## Text block

- Born: February 23, 1920 Brighton, England
- Died: July 1, 2001 (aged 81) Oakland, California
- Education: University of London (BSc, PhD)
- Known for: Baker's rule; Founding Member, Organization for Tropical Studies; Founding Member, Association for Tropical Biology and Conservation; 49 Ph.D. Students;
- Spouse: Irene Baker ​ ​(m. 1945; died 1989)​
- Awards: Fellow, American Academy of Arts and Sciences; Honorary Fellow, Association for Tropical Biology; Distinguished Fellow, Botanical Society of America; President, Botanical Society of America; President, California Botanical Society; President, Society for the Study of Evolution;
- Scientific career
- Fields: Botany Genetics Ecology
- Workplaces: University of Leeds; Carnegie Institution of Washington; University College of the Gold Coast; University of California, Berkeley;
- Notable students: Mary T. K. Arroyo; Spencer C.H. Barrett; Jane Haskett Bock; Suzanne Koptur;

Signature

= Herbert G. Baker =

British-American botanist (1920–2001)

## Dataset excerpts
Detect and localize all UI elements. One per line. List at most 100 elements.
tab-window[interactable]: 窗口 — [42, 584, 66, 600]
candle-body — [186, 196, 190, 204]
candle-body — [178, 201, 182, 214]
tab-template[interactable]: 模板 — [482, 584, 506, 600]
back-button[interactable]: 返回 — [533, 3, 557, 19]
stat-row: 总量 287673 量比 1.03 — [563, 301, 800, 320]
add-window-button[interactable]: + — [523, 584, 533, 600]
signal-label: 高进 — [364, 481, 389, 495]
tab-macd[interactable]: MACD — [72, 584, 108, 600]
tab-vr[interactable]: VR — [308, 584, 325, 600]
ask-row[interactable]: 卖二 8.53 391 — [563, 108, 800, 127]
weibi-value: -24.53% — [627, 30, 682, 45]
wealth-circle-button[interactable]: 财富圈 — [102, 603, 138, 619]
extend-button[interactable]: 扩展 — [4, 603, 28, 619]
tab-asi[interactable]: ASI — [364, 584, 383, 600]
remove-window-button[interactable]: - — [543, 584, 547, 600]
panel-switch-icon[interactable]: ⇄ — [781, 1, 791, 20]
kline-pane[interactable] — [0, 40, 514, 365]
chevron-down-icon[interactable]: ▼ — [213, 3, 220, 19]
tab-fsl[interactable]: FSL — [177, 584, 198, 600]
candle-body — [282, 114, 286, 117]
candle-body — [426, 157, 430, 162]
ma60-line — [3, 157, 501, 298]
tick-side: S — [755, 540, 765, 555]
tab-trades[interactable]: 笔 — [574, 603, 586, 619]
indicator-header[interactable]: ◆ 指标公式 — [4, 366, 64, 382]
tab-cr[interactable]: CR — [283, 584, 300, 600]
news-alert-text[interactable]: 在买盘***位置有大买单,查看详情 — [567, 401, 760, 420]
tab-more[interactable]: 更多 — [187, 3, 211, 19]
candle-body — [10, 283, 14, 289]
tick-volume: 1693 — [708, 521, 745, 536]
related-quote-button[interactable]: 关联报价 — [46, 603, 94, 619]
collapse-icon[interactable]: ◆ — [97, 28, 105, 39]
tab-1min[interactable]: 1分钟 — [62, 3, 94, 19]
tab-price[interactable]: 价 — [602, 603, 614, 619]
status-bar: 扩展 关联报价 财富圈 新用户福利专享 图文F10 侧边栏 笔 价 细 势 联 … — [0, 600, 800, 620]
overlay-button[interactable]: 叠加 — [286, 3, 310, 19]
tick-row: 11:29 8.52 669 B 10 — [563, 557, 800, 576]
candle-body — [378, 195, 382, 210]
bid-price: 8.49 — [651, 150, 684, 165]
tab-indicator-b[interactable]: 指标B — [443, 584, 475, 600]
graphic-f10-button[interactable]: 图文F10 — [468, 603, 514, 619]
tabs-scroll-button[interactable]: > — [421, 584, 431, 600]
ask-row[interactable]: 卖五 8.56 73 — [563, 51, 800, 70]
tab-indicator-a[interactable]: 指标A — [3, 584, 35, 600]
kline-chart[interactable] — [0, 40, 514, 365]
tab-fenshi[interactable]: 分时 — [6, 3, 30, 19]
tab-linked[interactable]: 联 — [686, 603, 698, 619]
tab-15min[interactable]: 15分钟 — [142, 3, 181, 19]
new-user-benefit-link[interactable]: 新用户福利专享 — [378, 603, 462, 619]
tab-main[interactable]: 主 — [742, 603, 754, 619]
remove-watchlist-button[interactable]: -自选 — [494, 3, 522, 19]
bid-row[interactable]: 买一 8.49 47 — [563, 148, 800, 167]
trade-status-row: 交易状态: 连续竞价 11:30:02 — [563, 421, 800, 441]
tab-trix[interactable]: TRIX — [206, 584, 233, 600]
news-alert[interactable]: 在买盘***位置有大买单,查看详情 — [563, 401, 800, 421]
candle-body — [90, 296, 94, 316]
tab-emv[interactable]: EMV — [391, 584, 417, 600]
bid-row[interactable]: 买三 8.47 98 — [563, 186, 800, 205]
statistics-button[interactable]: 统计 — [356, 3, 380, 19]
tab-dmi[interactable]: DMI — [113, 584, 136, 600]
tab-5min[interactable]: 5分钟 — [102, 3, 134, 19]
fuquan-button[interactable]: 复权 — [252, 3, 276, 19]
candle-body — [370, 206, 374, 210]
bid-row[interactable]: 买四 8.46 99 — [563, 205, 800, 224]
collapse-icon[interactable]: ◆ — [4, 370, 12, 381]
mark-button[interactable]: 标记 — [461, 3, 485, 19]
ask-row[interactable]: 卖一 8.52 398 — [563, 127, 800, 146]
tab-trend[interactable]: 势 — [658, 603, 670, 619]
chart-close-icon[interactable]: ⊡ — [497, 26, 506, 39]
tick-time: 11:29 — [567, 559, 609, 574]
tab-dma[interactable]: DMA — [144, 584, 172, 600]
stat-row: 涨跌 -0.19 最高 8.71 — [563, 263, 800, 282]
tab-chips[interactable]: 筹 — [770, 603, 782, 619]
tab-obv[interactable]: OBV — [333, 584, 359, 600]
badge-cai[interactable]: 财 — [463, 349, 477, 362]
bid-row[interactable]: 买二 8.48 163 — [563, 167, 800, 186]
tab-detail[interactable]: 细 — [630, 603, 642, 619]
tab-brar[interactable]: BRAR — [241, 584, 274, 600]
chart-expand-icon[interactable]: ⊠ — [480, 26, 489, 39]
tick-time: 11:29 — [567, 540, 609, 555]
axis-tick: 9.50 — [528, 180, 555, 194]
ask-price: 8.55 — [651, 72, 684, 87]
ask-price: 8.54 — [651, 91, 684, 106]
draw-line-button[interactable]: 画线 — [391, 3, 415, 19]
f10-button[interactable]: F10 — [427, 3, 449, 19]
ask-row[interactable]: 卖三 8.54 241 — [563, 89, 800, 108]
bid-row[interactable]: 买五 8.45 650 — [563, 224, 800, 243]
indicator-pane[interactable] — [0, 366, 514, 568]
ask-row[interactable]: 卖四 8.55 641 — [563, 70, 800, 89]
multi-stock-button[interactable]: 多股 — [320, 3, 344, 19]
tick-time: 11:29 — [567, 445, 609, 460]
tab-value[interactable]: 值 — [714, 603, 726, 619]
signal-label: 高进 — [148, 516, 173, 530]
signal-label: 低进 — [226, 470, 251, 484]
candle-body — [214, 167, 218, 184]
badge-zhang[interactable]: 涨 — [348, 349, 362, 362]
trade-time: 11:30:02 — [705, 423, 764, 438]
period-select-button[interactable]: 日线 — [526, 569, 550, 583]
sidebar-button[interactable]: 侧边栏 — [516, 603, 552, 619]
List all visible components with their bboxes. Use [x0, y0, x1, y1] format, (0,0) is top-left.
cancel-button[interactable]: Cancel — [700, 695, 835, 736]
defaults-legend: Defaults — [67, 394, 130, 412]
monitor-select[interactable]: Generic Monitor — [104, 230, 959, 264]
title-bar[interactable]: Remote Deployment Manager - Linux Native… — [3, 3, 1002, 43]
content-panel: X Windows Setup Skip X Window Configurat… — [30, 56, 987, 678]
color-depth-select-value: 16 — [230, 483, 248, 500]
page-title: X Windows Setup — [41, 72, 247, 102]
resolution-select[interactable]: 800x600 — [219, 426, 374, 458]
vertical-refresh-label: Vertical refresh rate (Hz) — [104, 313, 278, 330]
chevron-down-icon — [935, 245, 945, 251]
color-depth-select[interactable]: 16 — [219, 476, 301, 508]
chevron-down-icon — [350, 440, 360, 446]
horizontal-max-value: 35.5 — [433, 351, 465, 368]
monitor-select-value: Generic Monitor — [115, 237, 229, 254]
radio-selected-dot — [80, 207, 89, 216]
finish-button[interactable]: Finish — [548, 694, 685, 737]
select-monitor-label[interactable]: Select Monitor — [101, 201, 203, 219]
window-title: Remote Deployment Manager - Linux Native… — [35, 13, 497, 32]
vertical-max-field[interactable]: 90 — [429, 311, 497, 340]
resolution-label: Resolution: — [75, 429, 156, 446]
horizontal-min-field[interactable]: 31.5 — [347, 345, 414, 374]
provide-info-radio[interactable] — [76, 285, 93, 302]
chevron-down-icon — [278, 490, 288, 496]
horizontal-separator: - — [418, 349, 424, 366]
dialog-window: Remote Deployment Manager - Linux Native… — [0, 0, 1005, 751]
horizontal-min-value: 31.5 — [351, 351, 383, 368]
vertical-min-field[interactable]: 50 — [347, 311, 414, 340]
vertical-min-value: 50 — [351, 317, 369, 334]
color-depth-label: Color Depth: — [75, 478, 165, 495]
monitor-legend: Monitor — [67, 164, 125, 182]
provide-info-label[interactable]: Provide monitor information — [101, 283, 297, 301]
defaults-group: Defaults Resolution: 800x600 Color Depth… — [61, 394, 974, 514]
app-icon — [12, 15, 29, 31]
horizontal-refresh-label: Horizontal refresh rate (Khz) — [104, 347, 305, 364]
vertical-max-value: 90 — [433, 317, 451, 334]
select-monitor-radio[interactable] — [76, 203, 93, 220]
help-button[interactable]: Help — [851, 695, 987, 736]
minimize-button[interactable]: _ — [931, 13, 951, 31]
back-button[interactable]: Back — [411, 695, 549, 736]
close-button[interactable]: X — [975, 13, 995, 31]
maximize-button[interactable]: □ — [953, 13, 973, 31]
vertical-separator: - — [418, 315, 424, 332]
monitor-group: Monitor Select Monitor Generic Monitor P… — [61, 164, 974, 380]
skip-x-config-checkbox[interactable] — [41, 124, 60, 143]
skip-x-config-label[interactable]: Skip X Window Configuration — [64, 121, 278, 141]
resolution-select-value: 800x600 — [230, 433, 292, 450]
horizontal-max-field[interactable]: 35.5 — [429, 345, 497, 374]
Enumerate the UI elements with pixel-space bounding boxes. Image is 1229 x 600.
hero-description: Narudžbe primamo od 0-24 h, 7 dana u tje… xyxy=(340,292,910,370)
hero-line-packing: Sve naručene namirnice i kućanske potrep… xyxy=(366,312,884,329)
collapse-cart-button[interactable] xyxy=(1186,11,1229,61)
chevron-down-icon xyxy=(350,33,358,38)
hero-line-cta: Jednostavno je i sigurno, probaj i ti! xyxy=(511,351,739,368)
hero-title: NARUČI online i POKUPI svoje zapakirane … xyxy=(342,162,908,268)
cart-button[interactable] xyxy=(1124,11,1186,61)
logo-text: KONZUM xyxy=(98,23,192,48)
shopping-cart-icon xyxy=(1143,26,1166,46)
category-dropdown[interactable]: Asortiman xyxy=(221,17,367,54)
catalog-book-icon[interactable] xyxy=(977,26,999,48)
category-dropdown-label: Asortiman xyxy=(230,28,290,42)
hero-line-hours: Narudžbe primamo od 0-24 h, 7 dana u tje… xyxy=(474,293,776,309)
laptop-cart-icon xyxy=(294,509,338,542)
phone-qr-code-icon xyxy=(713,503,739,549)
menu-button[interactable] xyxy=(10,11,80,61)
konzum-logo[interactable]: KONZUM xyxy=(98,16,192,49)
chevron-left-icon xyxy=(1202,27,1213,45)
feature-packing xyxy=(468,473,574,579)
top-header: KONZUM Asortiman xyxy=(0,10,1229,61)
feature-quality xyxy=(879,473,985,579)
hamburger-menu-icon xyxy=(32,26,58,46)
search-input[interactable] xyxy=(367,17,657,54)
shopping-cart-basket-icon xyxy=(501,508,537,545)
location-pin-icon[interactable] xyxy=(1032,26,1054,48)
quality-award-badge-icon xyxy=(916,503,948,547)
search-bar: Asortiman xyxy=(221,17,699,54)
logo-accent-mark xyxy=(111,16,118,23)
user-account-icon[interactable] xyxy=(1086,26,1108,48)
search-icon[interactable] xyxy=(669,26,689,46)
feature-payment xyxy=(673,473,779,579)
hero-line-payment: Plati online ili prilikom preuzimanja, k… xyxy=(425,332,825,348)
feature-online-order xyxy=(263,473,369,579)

## What to do
**a.** According to the Herbert G. Baker profile, where did he die?
**b.** Continue the Herbert G. Baker profile after its last line.
The listing is separate material and has no connection to the Herbert G. Baker profile.

## Task results
**a.** Oakland, California

**b.**
Herbert George Baker (February 23, 1920 – July 2, 2001) was a British-American botanist and evolutionary ecologist who was an authority on pollination biology and breeding systems of angiosperms. He described what became known as "Baker's rule," a theoretical proposal underpinning an empirical observation that the ability to self-fertilize improves colonization ability among plants by increasing the probability of successful establishment after long-distance dispersal. He collaborated with his wife, Irene Baker, studying the content and function of nectar, and undertaking research and publishing papers on its evolutionary and taxonomic significance.

== Early life and education ==

Baker was born on February 23, 1920, in Brighton, England. He received his BSc (1941) and PhD (1945) from the University of London. He married a fellow biologist Irene Baker
on April 4, 1945, in Tredegar, Wales. Irene was also Herbert's research partner for the duration of their careers.

== Career ==
From 1940 to 1945 he was a research chemist and assistant plant physiologist at Hosa (Cancer) Research Laboratories, London.

After the war, he was appointed Lecturer from 1945 to 1954 at the University of Leeds. From 1954 to 1957, was Senior Lecturer and Professor at University College of the Gold Coast, Ghana, where he did significant work on bat pollination and began a life-long interest in tropical biology.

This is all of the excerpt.